- Stated goal -
Skip all pictures, then print the remaining material exactly.

- Records provided -
======

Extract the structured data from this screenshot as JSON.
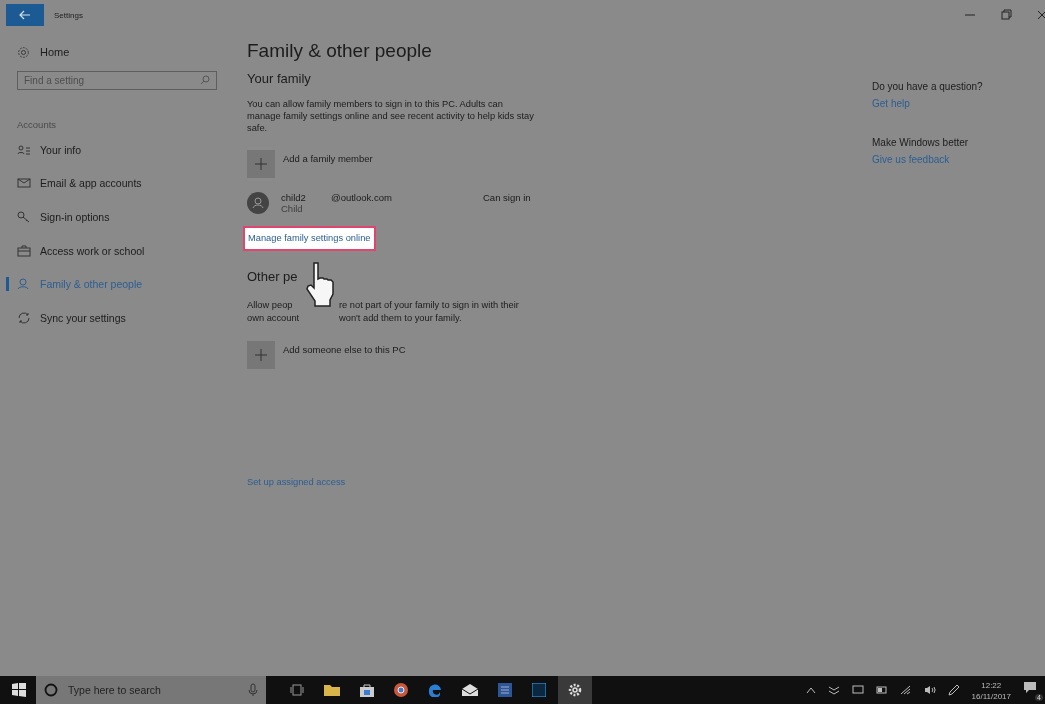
{
  "window": {
    "title": "Settings"
  },
  "sidebar": {
    "home": "Home",
    "search": {
      "placeholder": "Find a setting"
    },
    "section": "Accounts",
    "items": [
      {
        "label": "Your info",
        "selected": false
      },
      {
        "label": "Email & app accounts",
        "selected": false
      },
      {
        "label": "Sign-in options",
        "selected": false
      },
      {
        "label": "Access work or school",
        "selected": false
      },
      {
        "label": "Family & other people",
        "selected": true
      },
      {
        "label": "Sync your settings",
        "selected": false
      }
    ]
  },
  "main": {
    "title": "Family & other people",
    "family": {
      "heading": "Your family",
      "description": "You can allow family members to sign in to this PC. Adults can manage family settings online and see recent activity to help kids stay safe.",
      "add": "Add a family member",
      "members": [
        {
          "name": "child2",
          "role": "Child",
          "email": "@outlook.com",
          "status": "Can sign in"
        }
      ],
      "manage_link": "Manage family settings online",
      "highlighted": true
    },
    "other": {
      "heading": "Other pe",
      "description_lines": [
        [
          "Allow peop",
          "re not part of your family to sign in with their"
        ],
        [
          "own account",
          "won't add them to your family."
        ]
      ],
      "add": "Add someone else to this PC"
    },
    "assigned_access": "Set up assigned access"
  },
  "help": [
    {
      "heading": "Do you have a question?",
      "link": "Get help"
    },
    {
      "heading": "Make Windows better",
      "link": "Give us feedback"
    }
  ],
  "taskbar": {
    "search": {
      "placeholder": "Type here to search"
    },
    "time": "12:22",
    "date": "16/11/2017",
    "notifications": "4"
  }
}
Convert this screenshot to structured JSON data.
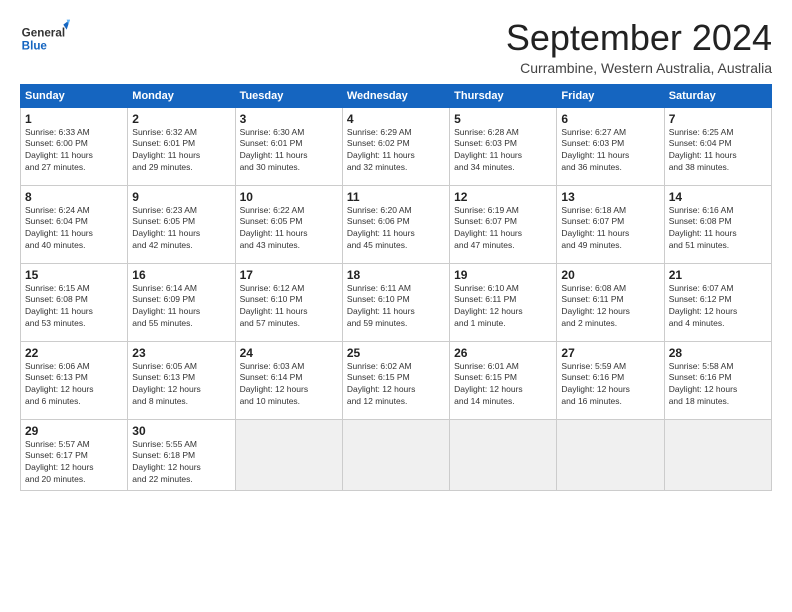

======

- Written reply -
Extract the structured data from this screenshot as JSON.
{
  "window": {
    "title": "Settings"
  },
  "sidebar": {
    "home": "Home",
    "search": {
      "placeholder": "Find a setting"
    },
    "section": "Accounts",
    "items": [
      {
        "label": "Your info",
        "selected": false
      },
      {
        "label": "Email & app accounts",
        "selected": false
      },
      {
        "label": "Sign-in options",
        "selected": false
      },
      {
        "label": "Access work or school",
        "selected": false
      },
      {
        "label": "Family & other people",
        "selected": true
      },
      {
        "label": "Sync your settings",
        "selected": false
      }
    ]
  },
  "main": {
    "title": "Family & other people",
    "family": {
      "heading": "Your family",
      "description": "You can allow family members to sign in to this PC. Adults can manage family settings online and see recent activity to help kids stay safe.",
      "add": "Add a family member",
      "members": [
        {
          "name": "child2",
          "role": "Child",
          "email": "@outlook.com",
          "status": "Can sign in"
        }
      ],
      "manage_link": "Manage family settings online",
      "highlighted": true
    },
    "other": {
      "heading": "Other pe",
      "description_lines": [
        [
          "Allow peop",
          "re not part of your family to sign in with their"
        ],
        [
          "own account",
          "won't add them to your family."
        ]
      ],
      "add": "Add someone else to this PC"
    },
    "assigned_access": "Set up assigned access"
  },
  "help": [
    {
      "heading": "Do you have a question?",
      "link": "Get help"
    },
    {
      "heading": "Make Windows better",
      "link": "Give us feedback"
    }
  ],
  "taskbar": {
    "search": {
      "placeholder": "Type here to search"
    },
    "time": "12:22",
    "date": "16/11/2017",
    "notifications": "4"
  }
}
Convert this screenshot to structured JSON data.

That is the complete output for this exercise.